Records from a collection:
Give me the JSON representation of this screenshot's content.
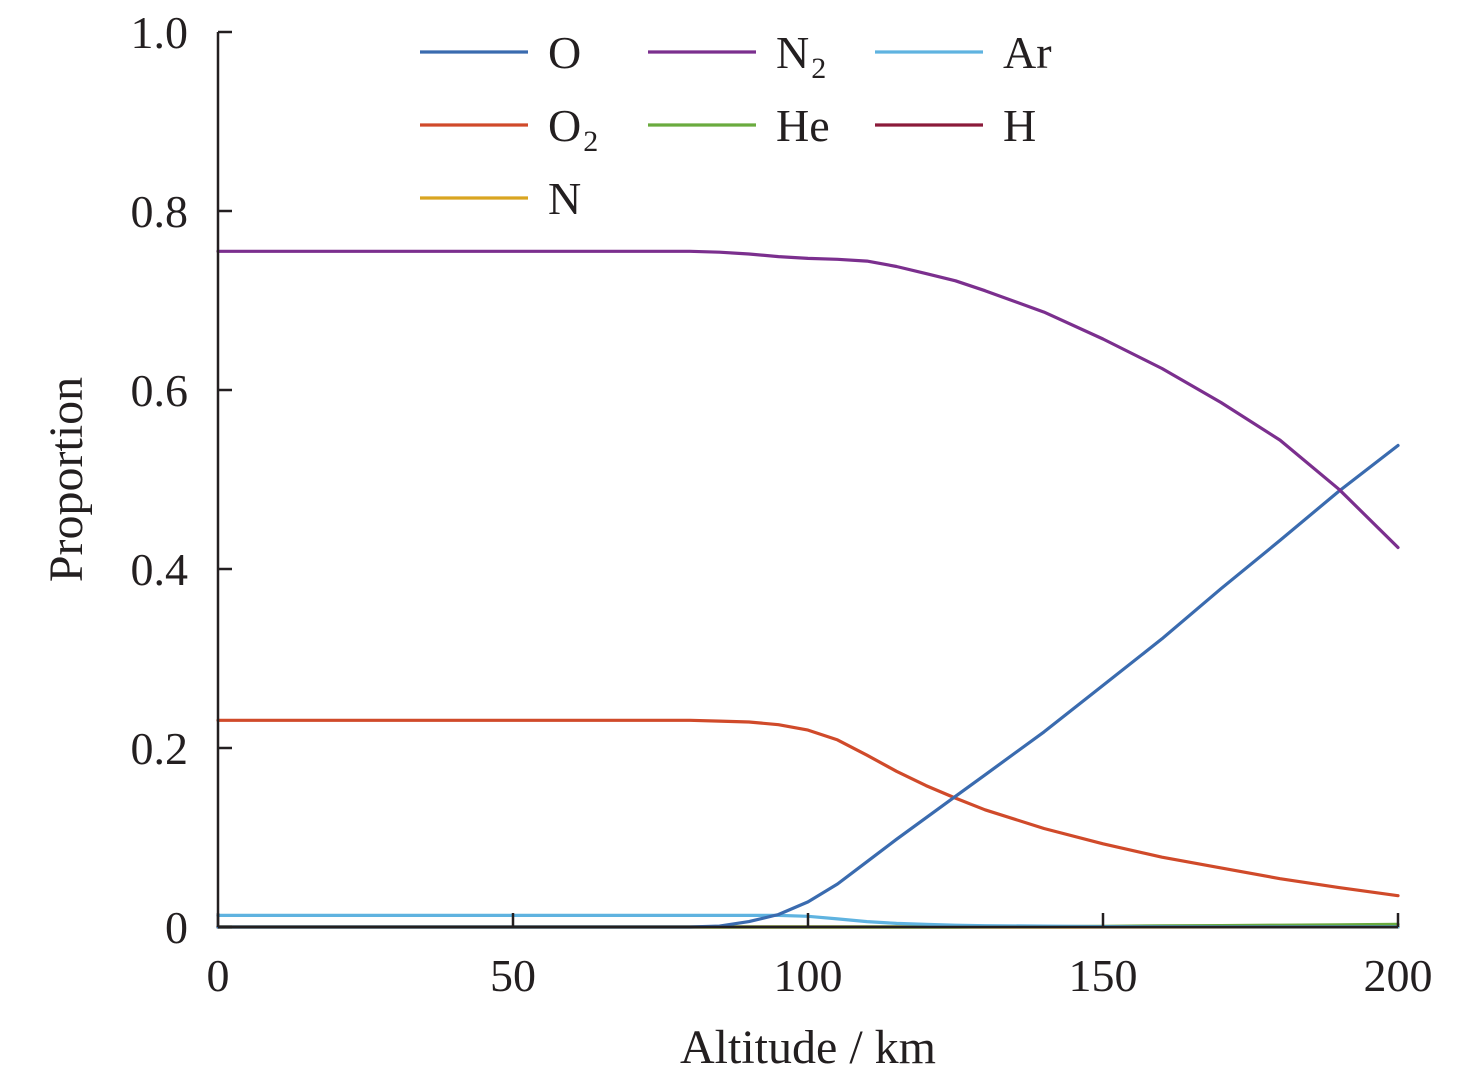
{
  "chart_data": {
    "type": "line",
    "xlabel": "Altitude / km",
    "ylabel": "Proportion",
    "xlim": [
      0,
      200
    ],
    "ylim": [
      0,
      1.0
    ],
    "xticks": [
      0,
      50,
      100,
      150,
      200
    ],
    "xtick_labels": [
      "0",
      "50",
      "100",
      "150",
      "200"
    ],
    "yticks": [
      0,
      0.2,
      0.4,
      0.6,
      0.8,
      1.0
    ],
    "ytick_labels": [
      "0",
      "0.2",
      "0.4",
      "0.6",
      "0.8",
      "1.0"
    ],
    "grid": false,
    "legend_position": "top",
    "x": [
      0,
      10,
      20,
      30,
      40,
      50,
      60,
      70,
      80,
      85,
      90,
      95,
      100,
      105,
      110,
      115,
      120,
      125,
      130,
      140,
      150,
      160,
      170,
      180,
      190,
      200
    ],
    "series": [
      {
        "name": "O",
        "label_base": "O",
        "label_sub": "",
        "color": "#3a6baf",
        "values": [
          0,
          0,
          0,
          0,
          0,
          0,
          0,
          0,
          0,
          0.001,
          0.006,
          0.014,
          0.028,
          0.048,
          0.073,
          0.098,
          0.122,
          0.146,
          0.17,
          0.218,
          0.27,
          0.322,
          0.378,
          0.432,
          0.487,
          0.538
        ]
      },
      {
        "name": "N2",
        "label_base": "N",
        "label_sub": "2",
        "color": "#7b2f8e",
        "values": [
          0.755,
          0.755,
          0.755,
          0.755,
          0.755,
          0.755,
          0.755,
          0.755,
          0.755,
          0.754,
          0.752,
          0.749,
          0.747,
          0.746,
          0.744,
          0.738,
          0.73,
          0.722,
          0.711,
          0.687,
          0.657,
          0.624,
          0.586,
          0.544,
          0.489,
          0.424
        ]
      },
      {
        "name": "Ar",
        "label_base": "Ar",
        "label_sub": "",
        "color": "#5fb3e0",
        "values": [
          0.013,
          0.013,
          0.013,
          0.013,
          0.013,
          0.013,
          0.013,
          0.013,
          0.013,
          0.013,
          0.013,
          0.013,
          0.012,
          0.009,
          0.006,
          0.004,
          0.003,
          0.002,
          0.0015,
          0.001,
          0.0005,
          0.0003,
          0.0002,
          0.0001,
          0.0001,
          0.0001
        ]
      },
      {
        "name": "O2",
        "label_base": "O",
        "label_sub": "2",
        "color": "#d04a2a",
        "values": [
          0.231,
          0.231,
          0.231,
          0.231,
          0.231,
          0.231,
          0.231,
          0.231,
          0.231,
          0.23,
          0.229,
          0.226,
          0.22,
          0.209,
          0.192,
          0.174,
          0.158,
          0.144,
          0.131,
          0.11,
          0.093,
          0.078,
          0.066,
          0.054,
          0.044,
          0.035
        ]
      },
      {
        "name": "He",
        "label_base": "He",
        "label_sub": "",
        "color": "#6aab3e",
        "values": [
          0,
          0,
          0,
          0,
          0,
          0,
          0,
          0,
          0,
          0,
          0,
          0,
          0,
          0,
          0,
          0,
          0,
          0,
          0.0002,
          0.0005,
          0.0008,
          0.0012,
          0.0016,
          0.002,
          0.0025,
          0.003
        ]
      },
      {
        "name": "H",
        "label_base": "H",
        "label_sub": "",
        "color": "#8b1a3a",
        "values": [
          0,
          0,
          0,
          0,
          0,
          0,
          0,
          0,
          0,
          0,
          0,
          0,
          0,
          0,
          0,
          0,
          0,
          0,
          0,
          0,
          0,
          0,
          0,
          0,
          0,
          0
        ]
      },
      {
        "name": "N",
        "label_base": "N",
        "label_sub": "",
        "color": "#d9a520",
        "values": [
          0,
          0,
          0,
          0,
          0,
          0,
          0,
          0,
          0,
          0,
          0,
          0,
          0,
          0,
          0,
          0,
          0,
          0,
          0,
          0,
          0,
          0,
          0,
          0,
          0,
          0
        ]
      }
    ]
  }
}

Task instructions:
Repeat the data above exactly, but not the pictures.

Final result:
Give me the JSON representation of this screenshot's content.
{
  "chart_data": {
    "type": "line",
    "xlabel": "Altitude / km",
    "ylabel": "Proportion",
    "xlim": [
      0,
      200
    ],
    "ylim": [
      0,
      1.0
    ],
    "xticks": [
      0,
      50,
      100,
      150,
      200
    ],
    "xtick_labels": [
      "0",
      "50",
      "100",
      "150",
      "200"
    ],
    "yticks": [
      0,
      0.2,
      0.4,
      0.6,
      0.8,
      1.0
    ],
    "ytick_labels": [
      "0",
      "0.2",
      "0.4",
      "0.6",
      "0.8",
      "1.0"
    ],
    "grid": false,
    "legend_position": "top",
    "x": [
      0,
      10,
      20,
      30,
      40,
      50,
      60,
      70,
      80,
      85,
      90,
      95,
      100,
      105,
      110,
      115,
      120,
      125,
      130,
      140,
      150,
      160,
      170,
      180,
      190,
      200
    ],
    "series": [
      {
        "name": "O",
        "label_base": "O",
        "label_sub": "",
        "color": "#3a6baf",
        "values": [
          0,
          0,
          0,
          0,
          0,
          0,
          0,
          0,
          0,
          0.001,
          0.006,
          0.014,
          0.028,
          0.048,
          0.073,
          0.098,
          0.122,
          0.146,
          0.17,
          0.218,
          0.27,
          0.322,
          0.378,
          0.432,
          0.487,
          0.538
        ]
      },
      {
        "name": "N2",
        "label_base": "N",
        "label_sub": "2",
        "color": "#7b2f8e",
        "values": [
          0.755,
          0.755,
          0.755,
          0.755,
          0.755,
          0.755,
          0.755,
          0.755,
          0.755,
          0.754,
          0.752,
          0.749,
          0.747,
          0.746,
          0.744,
          0.738,
          0.73,
          0.722,
          0.711,
          0.687,
          0.657,
          0.624,
          0.586,
          0.544,
          0.489,
          0.424
        ]
      },
      {
        "name": "Ar",
        "label_base": "Ar",
        "label_sub": "",
        "color": "#5fb3e0",
        "values": [
          0.013,
          0.013,
          0.013,
          0.013,
          0.013,
          0.013,
          0.013,
          0.013,
          0.013,
          0.013,
          0.013,
          0.013,
          0.012,
          0.009,
          0.006,
          0.004,
          0.003,
          0.002,
          0.0015,
          0.001,
          0.0005,
          0.0003,
          0.0002,
          0.0001,
          0.0001,
          0.0001
        ]
      },
      {
        "name": "O2",
        "label_base": "O",
        "label_sub": "2",
        "color": "#d04a2a",
        "values": [
          0.231,
          0.231,
          0.231,
          0.231,
          0.231,
          0.231,
          0.231,
          0.231,
          0.231,
          0.23,
          0.229,
          0.226,
          0.22,
          0.209,
          0.192,
          0.174,
          0.158,
          0.144,
          0.131,
          0.11,
          0.093,
          0.078,
          0.066,
          0.054,
          0.044,
          0.035
        ]
      },
      {
        "name": "He",
        "label_base": "He",
        "label_sub": "",
        "color": "#6aab3e",
        "values": [
          0,
          0,
          0,
          0,
          0,
          0,
          0,
          0,
          0,
          0,
          0,
          0,
          0,
          0,
          0,
          0,
          0,
          0,
          0.0002,
          0.0005,
          0.0008,
          0.0012,
          0.0016,
          0.002,
          0.0025,
          0.003
        ]
      },
      {
        "name": "H",
        "label_base": "H",
        "label_sub": "",
        "color": "#8b1a3a",
        "values": [
          0,
          0,
          0,
          0,
          0,
          0,
          0,
          0,
          0,
          0,
          0,
          0,
          0,
          0,
          0,
          0,
          0,
          0,
          0,
          0,
          0,
          0,
          0,
          0,
          0,
          0
        ]
      },
      {
        "name": "N",
        "label_base": "N",
        "label_sub": "",
        "color": "#d9a520",
        "values": [
          0,
          0,
          0,
          0,
          0,
          0,
          0,
          0,
          0,
          0,
          0,
          0,
          0,
          0,
          0,
          0,
          0,
          0,
          0,
          0,
          0,
          0,
          0,
          0,
          0,
          0
        ]
      }
    ]
  }
}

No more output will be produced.